EXERCISE PROMPT: Pull out every line from the listing that has the word "substances".

Dataset entries:
^^^^

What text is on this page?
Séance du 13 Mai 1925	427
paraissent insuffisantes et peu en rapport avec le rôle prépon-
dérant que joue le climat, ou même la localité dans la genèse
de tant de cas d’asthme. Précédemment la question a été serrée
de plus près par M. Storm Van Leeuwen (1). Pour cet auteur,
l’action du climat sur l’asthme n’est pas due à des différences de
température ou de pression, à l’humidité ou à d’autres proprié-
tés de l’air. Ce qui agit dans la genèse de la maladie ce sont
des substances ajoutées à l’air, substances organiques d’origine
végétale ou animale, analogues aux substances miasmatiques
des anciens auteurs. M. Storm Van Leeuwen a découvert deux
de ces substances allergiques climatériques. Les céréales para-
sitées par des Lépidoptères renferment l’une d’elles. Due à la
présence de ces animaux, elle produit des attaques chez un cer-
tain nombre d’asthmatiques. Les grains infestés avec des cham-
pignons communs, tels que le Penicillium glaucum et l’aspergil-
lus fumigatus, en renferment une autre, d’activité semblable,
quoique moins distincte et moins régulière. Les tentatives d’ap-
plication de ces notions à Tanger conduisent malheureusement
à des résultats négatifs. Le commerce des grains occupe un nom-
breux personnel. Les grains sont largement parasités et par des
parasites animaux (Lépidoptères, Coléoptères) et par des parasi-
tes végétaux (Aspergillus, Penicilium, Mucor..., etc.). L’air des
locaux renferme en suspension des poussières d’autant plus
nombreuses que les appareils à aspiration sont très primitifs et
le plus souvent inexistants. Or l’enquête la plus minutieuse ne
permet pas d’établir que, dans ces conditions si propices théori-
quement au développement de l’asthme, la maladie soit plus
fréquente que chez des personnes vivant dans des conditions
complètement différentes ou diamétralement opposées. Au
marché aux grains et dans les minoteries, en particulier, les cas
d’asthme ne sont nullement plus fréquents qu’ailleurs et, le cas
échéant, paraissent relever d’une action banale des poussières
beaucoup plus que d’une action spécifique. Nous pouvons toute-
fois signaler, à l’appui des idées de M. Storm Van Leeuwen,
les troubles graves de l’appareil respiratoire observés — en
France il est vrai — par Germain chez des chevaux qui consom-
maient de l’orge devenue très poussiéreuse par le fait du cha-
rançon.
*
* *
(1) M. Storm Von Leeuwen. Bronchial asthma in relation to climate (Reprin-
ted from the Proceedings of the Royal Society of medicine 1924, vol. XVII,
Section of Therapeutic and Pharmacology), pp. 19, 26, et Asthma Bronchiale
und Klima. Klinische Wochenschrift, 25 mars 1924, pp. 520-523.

^^^^

SOLUTION TO THIS TASK:
des substances ajoutées à l’air, substances organiques d’origine
végétale ou animale, analogues aux substances miasmatiques
de ces substances allergiques climatériques. Les céréales para-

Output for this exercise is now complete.